Brief:
Pull every line from the material below and reproduce each one unchanged, character for character.

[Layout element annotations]
## BEGIN

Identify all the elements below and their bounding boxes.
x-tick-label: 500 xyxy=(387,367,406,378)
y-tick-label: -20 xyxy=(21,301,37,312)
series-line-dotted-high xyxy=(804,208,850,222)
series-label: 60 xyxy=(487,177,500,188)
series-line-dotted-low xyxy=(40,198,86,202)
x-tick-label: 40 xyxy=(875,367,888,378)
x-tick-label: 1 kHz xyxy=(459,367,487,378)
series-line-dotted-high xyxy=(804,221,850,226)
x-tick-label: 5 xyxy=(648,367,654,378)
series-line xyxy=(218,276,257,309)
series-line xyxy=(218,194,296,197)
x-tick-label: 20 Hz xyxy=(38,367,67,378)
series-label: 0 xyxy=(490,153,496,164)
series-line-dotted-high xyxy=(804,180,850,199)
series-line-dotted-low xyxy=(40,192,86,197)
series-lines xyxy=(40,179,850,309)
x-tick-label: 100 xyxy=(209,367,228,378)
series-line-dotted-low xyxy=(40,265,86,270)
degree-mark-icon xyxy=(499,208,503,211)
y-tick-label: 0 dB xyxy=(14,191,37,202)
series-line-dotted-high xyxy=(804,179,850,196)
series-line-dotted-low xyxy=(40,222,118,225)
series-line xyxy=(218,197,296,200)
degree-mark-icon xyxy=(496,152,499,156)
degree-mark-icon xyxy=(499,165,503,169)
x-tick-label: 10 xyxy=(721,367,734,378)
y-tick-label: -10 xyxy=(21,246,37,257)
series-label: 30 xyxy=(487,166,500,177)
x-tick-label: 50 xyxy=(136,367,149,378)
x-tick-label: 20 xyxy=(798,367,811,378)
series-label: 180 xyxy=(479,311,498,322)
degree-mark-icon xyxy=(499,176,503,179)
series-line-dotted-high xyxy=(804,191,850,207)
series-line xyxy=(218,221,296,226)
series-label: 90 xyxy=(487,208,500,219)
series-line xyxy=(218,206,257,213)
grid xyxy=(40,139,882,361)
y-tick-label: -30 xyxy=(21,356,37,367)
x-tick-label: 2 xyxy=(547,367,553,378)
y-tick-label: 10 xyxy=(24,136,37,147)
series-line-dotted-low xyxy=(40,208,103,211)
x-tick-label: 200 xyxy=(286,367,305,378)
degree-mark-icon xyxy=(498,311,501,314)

## END

Solution to this exercise:
Identify all the elements below and their bounding boxes.
x-tick-label: 500 xyxy=(387,367,406,378)
y-tick-label: -20 xyxy=(21,301,37,312)
series-line-dotted-high xyxy=(804,208,850,222)
series-label: 60 xyxy=(487,177,500,188)
series-line-dotted-low xyxy=(40,198,86,202)
x-tick-label: 40 xyxy=(875,367,888,378)
x-tick-label: 1 kHz xyxy=(459,367,487,378)
series-line-dotted-high xyxy=(804,221,850,226)
x-tick-label: 5 xyxy=(648,367,654,378)
series-line xyxy=(218,276,257,309)
series-line xyxy=(218,194,296,197)
x-tick-label: 20 Hz xyxy=(38,367,67,378)
series-label: 0 xyxy=(490,153,496,164)
series-line-dotted-high xyxy=(804,180,850,199)
series-line-dotted-low xyxy=(40,192,86,197)
series-lines xyxy=(40,179,850,309)
x-tick-label: 100 xyxy=(209,367,228,378)
series-line-dotted-low xyxy=(40,265,86,270)
degree-mark-icon xyxy=(499,208,503,211)
y-tick-label: 0 dB xyxy=(14,191,37,202)
series-line-dotted-high xyxy=(804,179,850,196)
series-line-dotted-low xyxy=(40,222,118,225)
series-line xyxy=(218,197,296,200)
degree-mark-icon xyxy=(496,152,499,156)
degree-mark-icon xyxy=(499,165,503,169)
x-tick-label: 10 xyxy=(721,367,734,378)
y-tick-label: -10 xyxy=(21,246,37,257)
series-label: 30 xyxy=(487,166,500,177)
x-tick-label: 50 xyxy=(136,367,149,378)
x-tick-label: 20 xyxy=(798,367,811,378)
series-label: 180 xyxy=(479,311,498,322)
degree-mark-icon xyxy=(499,176,503,179)
series-line-dotted-high xyxy=(804,191,850,207)
series-line xyxy=(218,221,296,226)
series-label: 90 xyxy=(487,208,500,219)
series-line xyxy=(218,206,257,213)
grid xyxy=(40,139,882,361)
y-tick-label: -30 xyxy=(21,356,37,367)
x-tick-label: 2 xyxy=(547,367,553,378)
y-tick-label: 10 xyxy=(24,136,37,147)
series-line-dotted-low xyxy=(40,208,103,211)
x-tick-label: 200 xyxy=(286,367,305,378)
degree-mark-icon xyxy=(498,311,501,314)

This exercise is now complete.